(Records from a data collection)
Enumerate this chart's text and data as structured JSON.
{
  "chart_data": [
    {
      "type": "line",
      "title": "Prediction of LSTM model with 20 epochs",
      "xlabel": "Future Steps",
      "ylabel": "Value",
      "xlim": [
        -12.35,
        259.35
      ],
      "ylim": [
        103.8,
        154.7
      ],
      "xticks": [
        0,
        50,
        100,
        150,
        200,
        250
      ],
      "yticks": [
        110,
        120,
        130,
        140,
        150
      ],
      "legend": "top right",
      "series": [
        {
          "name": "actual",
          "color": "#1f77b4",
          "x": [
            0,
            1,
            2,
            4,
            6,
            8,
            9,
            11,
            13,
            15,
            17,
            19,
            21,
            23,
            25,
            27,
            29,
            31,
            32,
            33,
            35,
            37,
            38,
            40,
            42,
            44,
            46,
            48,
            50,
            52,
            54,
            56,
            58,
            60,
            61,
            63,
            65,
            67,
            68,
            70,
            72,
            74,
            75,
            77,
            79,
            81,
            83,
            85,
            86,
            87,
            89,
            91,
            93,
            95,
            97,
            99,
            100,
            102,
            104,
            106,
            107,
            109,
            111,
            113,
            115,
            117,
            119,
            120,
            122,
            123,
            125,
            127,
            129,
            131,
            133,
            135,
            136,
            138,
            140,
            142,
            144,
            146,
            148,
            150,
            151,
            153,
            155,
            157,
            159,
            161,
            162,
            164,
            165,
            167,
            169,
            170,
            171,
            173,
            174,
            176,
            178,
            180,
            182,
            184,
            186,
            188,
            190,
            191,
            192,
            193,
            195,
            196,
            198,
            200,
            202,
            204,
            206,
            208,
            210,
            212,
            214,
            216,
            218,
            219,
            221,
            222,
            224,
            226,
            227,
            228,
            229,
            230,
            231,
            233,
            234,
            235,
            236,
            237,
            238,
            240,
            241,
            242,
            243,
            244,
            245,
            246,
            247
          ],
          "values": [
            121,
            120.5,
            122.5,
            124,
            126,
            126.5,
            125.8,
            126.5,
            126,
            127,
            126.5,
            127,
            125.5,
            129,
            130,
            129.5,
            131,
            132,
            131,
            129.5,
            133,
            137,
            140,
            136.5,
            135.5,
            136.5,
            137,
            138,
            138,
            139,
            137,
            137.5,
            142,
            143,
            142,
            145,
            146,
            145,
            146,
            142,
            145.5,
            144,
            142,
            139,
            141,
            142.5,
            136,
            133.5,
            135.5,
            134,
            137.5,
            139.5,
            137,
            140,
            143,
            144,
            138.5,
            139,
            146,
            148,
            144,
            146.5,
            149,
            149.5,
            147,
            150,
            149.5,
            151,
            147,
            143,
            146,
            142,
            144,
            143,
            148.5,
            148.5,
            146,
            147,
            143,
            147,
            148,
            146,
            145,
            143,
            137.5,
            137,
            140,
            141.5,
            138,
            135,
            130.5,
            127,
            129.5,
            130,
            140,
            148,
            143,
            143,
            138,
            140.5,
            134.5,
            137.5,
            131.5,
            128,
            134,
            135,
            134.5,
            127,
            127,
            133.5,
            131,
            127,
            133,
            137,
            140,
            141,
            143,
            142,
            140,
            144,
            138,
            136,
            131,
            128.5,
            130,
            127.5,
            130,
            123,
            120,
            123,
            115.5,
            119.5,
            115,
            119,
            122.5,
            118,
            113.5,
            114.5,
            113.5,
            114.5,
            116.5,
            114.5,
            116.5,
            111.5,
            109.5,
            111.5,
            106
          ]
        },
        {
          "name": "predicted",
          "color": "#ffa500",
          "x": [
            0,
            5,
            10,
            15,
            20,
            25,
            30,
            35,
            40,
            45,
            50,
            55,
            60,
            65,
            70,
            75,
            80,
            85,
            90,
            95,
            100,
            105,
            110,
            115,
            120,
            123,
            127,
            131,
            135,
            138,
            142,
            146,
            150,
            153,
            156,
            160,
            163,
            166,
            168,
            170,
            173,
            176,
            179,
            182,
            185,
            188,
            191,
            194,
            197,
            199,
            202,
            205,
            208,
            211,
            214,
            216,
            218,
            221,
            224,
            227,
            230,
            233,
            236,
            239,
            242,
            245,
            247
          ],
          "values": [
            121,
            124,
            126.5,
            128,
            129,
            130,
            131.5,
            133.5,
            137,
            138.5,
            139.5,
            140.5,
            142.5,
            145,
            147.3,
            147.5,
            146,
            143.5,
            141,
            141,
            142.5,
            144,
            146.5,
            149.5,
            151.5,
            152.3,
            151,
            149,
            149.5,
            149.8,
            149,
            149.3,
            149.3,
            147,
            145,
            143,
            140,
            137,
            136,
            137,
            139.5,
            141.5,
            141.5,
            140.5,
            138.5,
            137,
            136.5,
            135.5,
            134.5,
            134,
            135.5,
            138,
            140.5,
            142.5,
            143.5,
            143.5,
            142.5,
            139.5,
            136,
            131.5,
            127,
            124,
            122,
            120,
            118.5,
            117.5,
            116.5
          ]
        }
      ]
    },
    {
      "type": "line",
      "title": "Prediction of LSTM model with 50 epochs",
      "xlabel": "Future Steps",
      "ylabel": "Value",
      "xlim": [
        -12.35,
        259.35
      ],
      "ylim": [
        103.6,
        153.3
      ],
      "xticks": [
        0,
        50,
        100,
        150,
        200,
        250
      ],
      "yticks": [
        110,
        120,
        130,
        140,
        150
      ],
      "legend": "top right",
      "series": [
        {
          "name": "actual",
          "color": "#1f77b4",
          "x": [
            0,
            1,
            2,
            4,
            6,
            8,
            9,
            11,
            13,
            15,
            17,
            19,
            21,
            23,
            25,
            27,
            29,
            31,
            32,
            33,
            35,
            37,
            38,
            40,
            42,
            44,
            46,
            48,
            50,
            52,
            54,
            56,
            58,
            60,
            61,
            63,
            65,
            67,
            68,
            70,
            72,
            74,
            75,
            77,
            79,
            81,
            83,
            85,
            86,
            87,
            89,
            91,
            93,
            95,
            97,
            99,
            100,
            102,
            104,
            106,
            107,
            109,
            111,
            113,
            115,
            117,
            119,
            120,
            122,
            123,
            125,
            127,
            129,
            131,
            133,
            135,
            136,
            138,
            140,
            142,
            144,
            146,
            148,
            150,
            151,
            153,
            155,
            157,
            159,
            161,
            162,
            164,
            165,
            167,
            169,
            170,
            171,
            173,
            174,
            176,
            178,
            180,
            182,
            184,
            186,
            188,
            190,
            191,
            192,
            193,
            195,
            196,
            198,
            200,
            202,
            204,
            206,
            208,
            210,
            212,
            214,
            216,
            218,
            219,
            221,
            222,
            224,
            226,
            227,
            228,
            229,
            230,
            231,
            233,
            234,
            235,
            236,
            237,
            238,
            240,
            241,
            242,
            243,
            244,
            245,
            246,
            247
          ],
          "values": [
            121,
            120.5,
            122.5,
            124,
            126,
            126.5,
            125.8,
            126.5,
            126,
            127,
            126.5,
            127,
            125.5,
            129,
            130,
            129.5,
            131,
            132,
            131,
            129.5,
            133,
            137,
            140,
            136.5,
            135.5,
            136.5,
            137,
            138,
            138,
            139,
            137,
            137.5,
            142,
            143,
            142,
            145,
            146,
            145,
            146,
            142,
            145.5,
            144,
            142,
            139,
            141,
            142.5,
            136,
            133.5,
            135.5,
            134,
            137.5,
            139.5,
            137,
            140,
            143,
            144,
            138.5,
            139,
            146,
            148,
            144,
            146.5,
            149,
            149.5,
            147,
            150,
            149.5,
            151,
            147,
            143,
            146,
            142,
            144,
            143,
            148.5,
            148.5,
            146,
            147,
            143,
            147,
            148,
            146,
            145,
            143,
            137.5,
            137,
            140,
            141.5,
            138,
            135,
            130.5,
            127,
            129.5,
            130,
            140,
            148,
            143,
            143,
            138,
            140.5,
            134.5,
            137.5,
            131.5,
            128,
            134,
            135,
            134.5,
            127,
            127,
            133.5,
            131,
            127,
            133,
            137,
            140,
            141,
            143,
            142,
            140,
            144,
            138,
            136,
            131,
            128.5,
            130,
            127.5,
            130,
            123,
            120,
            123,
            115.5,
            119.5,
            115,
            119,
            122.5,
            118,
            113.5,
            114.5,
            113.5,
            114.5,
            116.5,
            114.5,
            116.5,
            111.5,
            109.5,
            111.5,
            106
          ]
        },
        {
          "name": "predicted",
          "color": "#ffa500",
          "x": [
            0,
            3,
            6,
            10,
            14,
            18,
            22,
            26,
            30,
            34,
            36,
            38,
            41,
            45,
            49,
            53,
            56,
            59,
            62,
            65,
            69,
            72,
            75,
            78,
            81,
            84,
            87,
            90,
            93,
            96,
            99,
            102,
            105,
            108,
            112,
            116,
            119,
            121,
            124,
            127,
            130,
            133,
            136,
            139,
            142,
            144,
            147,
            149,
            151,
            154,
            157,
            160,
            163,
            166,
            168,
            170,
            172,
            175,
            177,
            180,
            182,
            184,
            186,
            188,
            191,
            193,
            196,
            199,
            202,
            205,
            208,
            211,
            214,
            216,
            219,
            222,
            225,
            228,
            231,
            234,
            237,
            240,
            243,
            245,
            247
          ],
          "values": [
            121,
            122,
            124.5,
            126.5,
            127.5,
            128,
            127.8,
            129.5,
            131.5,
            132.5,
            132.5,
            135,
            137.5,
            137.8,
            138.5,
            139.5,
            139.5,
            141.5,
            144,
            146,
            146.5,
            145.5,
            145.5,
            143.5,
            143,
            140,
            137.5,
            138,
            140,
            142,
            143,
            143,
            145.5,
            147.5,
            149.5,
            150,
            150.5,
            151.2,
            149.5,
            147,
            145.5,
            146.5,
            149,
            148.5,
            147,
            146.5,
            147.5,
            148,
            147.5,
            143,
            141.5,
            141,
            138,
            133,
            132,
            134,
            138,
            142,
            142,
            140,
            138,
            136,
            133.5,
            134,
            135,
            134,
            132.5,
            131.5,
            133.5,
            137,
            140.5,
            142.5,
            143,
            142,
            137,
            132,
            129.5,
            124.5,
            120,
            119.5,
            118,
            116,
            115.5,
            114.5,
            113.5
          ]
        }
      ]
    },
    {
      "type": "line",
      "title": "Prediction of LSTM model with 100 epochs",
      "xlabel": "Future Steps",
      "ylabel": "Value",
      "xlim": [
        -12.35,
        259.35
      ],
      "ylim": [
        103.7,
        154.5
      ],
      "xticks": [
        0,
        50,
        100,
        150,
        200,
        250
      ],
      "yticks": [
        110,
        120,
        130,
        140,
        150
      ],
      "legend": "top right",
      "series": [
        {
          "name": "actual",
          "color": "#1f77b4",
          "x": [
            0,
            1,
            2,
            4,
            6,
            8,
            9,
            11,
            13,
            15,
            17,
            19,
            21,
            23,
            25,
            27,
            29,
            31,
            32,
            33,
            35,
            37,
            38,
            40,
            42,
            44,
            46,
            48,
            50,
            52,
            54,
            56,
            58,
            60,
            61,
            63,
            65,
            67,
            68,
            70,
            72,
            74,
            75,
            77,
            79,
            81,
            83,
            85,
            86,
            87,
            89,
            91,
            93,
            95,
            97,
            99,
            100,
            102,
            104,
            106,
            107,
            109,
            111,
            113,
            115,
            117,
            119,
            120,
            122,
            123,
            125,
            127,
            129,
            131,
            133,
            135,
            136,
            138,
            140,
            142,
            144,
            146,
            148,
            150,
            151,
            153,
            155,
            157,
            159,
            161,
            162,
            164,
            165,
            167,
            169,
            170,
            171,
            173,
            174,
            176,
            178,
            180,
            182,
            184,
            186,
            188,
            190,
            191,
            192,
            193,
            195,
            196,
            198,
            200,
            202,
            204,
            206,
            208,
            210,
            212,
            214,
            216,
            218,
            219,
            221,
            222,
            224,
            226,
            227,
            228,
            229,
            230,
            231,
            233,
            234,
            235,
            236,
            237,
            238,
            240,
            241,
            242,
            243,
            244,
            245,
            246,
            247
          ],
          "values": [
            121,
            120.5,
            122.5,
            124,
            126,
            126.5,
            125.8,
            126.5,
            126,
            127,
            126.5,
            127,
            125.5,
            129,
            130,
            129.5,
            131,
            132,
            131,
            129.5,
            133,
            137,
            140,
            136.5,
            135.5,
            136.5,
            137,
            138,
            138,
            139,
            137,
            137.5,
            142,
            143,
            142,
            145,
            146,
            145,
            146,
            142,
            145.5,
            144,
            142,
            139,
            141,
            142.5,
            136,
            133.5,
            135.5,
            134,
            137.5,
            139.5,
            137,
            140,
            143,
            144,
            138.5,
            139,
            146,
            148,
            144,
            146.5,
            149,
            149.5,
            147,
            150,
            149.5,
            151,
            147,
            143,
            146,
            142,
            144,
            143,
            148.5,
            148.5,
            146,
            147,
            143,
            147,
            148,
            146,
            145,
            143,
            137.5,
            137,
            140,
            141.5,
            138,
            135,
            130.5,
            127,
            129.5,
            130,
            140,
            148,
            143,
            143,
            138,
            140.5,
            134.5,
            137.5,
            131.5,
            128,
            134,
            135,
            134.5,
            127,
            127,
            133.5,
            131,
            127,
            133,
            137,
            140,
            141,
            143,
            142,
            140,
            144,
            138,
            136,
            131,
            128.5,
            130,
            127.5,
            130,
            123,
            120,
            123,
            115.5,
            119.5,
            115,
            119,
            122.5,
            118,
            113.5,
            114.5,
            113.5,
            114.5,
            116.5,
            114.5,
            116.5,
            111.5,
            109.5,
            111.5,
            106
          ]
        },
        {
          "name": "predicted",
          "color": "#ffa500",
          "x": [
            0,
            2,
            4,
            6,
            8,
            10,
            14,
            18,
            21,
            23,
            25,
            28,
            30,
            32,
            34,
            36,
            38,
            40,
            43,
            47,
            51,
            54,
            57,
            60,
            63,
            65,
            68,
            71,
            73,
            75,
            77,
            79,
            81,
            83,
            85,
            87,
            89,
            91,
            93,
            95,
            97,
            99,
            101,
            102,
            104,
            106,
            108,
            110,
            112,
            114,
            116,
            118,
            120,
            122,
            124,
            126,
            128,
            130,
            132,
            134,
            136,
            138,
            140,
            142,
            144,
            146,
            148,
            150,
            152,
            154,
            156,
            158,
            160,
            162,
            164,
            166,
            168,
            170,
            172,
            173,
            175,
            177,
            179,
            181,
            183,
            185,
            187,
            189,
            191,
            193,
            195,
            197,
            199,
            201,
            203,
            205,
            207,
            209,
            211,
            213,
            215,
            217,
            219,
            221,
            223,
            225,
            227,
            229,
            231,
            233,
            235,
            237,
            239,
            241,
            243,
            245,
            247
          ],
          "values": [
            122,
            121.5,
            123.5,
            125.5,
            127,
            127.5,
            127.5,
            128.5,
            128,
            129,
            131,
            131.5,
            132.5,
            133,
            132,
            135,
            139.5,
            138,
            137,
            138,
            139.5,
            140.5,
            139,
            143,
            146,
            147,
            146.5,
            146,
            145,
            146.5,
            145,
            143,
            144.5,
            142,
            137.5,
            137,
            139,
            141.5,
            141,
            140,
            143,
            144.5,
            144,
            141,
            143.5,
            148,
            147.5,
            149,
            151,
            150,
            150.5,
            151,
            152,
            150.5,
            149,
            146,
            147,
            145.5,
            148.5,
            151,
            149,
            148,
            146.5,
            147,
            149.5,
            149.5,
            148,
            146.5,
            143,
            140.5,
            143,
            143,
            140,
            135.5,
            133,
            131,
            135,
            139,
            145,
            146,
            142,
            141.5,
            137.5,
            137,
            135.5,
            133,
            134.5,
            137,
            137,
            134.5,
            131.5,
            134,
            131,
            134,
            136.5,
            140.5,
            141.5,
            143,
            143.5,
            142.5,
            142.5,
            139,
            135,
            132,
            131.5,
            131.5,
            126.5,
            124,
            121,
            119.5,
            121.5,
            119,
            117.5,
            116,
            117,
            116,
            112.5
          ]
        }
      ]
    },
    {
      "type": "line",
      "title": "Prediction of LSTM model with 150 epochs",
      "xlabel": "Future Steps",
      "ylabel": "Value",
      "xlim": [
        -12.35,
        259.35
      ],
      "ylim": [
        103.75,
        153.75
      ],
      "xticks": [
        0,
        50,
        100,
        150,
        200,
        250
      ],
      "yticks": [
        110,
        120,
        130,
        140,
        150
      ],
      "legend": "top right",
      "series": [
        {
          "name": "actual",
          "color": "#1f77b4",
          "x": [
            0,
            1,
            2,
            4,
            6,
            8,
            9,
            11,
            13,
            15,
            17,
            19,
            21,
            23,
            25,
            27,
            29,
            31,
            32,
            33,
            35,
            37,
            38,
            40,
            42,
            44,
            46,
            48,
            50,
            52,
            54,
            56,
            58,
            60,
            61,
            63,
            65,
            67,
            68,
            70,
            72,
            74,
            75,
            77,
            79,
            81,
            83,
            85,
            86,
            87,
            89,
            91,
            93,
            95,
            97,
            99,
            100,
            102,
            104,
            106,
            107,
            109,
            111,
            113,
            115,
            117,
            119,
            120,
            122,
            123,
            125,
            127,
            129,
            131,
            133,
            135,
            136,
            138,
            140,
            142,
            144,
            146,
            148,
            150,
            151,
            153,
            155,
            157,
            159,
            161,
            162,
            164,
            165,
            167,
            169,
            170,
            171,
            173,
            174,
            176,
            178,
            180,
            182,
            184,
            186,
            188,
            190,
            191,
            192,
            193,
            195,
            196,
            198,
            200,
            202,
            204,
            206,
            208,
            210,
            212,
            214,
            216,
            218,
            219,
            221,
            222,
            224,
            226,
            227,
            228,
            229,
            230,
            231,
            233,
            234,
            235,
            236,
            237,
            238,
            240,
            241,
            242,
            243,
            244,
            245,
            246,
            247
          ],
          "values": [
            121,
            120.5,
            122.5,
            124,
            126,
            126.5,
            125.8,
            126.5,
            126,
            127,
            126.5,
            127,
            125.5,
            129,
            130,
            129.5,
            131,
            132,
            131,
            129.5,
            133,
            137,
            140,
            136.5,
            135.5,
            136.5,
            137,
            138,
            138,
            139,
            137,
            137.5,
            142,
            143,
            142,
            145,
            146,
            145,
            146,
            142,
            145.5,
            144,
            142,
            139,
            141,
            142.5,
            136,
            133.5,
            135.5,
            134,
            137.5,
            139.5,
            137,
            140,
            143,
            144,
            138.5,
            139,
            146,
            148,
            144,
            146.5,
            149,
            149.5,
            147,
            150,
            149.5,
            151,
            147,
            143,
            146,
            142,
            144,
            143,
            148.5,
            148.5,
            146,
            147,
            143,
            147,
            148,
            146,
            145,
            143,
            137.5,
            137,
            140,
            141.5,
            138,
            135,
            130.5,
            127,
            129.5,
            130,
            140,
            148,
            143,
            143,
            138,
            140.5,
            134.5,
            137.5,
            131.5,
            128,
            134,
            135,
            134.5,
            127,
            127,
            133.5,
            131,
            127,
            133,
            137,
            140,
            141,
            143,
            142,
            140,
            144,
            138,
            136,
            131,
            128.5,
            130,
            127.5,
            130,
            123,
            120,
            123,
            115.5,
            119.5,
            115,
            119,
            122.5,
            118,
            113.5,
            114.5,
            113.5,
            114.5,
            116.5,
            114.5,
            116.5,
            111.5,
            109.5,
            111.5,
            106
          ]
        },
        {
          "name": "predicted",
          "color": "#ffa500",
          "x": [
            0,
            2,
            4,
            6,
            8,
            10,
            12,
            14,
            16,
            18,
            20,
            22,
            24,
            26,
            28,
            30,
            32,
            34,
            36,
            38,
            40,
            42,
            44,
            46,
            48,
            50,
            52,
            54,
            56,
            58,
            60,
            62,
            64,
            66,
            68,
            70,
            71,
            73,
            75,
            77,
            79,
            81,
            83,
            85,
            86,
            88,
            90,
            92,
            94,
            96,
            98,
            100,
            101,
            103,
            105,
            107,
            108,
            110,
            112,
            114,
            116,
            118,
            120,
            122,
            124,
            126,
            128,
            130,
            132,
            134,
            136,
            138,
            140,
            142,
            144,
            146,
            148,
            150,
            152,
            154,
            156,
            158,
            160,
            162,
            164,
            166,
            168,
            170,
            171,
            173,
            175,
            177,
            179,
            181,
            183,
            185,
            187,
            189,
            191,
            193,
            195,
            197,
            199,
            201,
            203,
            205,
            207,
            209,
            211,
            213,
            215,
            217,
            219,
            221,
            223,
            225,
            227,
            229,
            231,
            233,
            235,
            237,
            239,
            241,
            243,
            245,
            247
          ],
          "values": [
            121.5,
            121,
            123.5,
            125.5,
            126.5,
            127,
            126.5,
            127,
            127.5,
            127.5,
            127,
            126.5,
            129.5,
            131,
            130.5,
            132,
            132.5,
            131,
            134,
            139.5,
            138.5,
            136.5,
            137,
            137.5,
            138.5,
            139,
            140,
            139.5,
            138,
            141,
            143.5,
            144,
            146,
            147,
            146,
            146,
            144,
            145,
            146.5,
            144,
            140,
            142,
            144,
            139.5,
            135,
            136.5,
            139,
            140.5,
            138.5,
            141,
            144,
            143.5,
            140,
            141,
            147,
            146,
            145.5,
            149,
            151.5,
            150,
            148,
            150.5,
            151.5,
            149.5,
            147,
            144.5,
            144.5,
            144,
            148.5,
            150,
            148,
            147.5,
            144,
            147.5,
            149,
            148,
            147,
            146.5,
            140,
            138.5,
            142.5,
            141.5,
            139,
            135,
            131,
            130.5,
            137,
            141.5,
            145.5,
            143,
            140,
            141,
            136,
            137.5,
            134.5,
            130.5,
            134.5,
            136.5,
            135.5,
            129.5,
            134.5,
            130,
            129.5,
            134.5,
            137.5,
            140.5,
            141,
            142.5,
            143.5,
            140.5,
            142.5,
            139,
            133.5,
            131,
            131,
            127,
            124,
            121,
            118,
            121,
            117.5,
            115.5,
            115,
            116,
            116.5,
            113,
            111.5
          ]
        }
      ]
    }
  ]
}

(STATED TASK): Find the string "Prediction" in the entries above and return each line that holds it.

(TASK RESPONSE):
      "title": "Prediction of LSTM model with 20 epochs",
      "title": "Prediction of LSTM model with 50 epochs",
      "title": "Prediction of LSTM model with 100 epochs",
      "title": "Prediction of LSTM model with 150 epochs",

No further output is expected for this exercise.